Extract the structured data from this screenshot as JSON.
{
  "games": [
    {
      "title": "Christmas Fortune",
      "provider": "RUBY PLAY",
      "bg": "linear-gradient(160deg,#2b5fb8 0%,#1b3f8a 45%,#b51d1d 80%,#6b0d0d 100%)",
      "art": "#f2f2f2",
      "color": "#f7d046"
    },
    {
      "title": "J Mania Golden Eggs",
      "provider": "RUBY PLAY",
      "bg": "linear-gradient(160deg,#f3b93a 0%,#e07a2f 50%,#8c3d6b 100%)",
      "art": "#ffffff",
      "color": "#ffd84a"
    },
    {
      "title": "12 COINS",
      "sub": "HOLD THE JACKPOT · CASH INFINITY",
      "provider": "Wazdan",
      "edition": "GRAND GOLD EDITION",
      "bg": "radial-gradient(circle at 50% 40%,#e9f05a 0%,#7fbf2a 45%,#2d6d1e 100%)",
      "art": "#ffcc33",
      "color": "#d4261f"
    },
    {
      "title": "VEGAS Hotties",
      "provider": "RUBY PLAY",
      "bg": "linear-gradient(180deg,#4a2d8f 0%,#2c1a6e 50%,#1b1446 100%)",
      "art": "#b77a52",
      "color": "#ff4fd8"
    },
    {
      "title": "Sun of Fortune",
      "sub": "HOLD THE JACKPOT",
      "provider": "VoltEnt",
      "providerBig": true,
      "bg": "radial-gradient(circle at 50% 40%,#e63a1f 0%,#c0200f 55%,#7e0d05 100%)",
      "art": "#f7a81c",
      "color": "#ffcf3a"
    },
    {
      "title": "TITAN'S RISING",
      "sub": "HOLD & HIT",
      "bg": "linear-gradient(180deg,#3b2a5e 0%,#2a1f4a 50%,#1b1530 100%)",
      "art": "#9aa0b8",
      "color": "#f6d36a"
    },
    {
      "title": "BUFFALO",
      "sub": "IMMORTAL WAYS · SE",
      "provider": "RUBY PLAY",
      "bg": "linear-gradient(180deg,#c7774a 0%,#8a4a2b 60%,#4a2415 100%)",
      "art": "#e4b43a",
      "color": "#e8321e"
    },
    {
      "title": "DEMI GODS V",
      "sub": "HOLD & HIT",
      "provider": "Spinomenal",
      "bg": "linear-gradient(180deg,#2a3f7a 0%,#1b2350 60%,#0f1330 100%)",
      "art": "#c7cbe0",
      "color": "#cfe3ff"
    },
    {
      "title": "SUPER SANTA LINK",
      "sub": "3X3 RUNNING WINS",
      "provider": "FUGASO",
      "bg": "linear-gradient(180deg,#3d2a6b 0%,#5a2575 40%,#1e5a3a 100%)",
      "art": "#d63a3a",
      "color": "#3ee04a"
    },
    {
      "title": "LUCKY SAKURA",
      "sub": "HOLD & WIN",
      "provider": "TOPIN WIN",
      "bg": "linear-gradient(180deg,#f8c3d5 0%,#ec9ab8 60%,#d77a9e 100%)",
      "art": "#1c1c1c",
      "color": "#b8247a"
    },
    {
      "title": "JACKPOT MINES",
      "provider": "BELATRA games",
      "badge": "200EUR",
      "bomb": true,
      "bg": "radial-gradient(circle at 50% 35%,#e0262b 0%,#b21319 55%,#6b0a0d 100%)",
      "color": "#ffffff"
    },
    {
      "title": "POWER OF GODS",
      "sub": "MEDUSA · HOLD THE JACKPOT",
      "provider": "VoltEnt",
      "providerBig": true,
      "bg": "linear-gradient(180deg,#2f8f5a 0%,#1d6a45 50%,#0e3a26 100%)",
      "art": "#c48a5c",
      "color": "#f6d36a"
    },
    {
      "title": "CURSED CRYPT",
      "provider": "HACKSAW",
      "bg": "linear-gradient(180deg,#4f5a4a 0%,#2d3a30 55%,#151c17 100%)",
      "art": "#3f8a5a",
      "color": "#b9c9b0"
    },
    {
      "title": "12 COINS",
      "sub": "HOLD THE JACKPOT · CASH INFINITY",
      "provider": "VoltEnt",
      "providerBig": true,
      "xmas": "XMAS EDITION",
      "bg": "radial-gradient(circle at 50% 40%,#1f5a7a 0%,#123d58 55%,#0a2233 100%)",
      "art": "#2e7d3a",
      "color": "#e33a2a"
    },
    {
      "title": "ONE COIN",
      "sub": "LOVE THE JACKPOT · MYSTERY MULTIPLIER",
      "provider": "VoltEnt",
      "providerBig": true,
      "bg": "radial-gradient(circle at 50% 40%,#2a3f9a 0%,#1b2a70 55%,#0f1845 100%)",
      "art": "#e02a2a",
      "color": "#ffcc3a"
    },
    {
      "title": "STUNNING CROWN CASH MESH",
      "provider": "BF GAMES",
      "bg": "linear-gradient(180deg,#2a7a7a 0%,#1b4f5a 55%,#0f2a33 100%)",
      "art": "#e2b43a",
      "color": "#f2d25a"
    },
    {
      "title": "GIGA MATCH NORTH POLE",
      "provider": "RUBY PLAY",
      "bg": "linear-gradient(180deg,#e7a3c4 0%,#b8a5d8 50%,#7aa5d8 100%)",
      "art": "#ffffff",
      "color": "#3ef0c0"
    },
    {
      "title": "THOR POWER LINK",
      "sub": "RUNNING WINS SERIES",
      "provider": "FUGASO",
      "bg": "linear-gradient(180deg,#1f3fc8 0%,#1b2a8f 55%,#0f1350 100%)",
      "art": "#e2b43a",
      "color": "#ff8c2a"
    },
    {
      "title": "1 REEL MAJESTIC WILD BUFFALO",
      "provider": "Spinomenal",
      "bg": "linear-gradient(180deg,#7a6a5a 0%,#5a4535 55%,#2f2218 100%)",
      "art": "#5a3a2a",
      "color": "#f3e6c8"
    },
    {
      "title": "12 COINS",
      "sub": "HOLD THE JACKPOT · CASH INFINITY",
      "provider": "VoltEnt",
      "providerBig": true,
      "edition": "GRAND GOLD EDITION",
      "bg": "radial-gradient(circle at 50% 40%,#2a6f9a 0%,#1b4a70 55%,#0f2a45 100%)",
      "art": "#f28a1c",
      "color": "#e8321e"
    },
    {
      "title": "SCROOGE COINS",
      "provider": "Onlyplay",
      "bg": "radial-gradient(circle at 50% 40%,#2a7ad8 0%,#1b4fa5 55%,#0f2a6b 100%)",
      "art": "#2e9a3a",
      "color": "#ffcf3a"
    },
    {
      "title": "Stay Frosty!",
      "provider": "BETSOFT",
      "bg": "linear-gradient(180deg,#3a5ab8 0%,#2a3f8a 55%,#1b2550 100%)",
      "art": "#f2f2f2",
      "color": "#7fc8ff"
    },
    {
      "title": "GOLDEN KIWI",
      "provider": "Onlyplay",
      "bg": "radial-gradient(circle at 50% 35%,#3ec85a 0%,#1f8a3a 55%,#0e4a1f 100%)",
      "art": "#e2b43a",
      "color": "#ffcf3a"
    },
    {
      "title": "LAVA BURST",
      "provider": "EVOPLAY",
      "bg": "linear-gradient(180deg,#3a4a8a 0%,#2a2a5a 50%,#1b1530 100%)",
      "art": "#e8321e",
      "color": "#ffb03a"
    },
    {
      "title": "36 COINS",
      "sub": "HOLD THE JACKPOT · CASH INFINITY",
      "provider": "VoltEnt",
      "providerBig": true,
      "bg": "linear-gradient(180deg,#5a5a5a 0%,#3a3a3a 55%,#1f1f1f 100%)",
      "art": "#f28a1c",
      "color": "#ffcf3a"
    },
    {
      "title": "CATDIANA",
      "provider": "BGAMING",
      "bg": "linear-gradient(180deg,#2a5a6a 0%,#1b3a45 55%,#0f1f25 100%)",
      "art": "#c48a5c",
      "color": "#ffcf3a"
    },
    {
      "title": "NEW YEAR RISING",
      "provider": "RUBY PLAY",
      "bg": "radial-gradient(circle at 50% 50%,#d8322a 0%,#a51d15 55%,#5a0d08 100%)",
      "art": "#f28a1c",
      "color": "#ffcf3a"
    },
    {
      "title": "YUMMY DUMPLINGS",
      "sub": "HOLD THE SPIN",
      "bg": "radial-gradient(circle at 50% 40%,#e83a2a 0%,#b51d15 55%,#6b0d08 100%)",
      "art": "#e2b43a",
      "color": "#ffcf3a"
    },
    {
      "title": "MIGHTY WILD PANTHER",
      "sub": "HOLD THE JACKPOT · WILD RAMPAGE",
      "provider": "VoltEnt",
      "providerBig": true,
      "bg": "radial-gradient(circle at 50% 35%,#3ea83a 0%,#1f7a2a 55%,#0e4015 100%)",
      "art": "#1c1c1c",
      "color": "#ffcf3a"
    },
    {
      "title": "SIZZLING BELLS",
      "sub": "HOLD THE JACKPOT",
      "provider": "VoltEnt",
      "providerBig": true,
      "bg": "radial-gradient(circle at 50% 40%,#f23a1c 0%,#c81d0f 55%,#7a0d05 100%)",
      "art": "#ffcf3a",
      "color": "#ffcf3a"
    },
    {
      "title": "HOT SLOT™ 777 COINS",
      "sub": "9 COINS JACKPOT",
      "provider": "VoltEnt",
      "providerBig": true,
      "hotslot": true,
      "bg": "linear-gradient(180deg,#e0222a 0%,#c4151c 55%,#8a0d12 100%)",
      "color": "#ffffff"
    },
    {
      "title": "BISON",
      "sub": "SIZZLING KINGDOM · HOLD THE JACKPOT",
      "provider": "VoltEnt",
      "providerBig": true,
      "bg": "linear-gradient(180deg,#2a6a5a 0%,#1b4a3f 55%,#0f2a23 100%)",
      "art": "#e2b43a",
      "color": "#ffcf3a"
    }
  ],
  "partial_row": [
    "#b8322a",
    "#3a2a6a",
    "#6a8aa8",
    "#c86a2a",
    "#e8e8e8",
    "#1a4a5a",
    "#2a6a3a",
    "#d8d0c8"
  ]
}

| WHAT YOU SHOULD DO |
Show the lines of the material that contain the word "COINS".

| SOLUTION FOR THIS EXERCISE |
      "title": "12 COINS",
      "title": "12 COINS",
      "title": "12 COINS",
      "title": "SCROOGE COINS",
      "title": "36 COINS",
      "title": "HOT SLOT™ 777 COINS",
      "sub": "9 COINS JACKPOT",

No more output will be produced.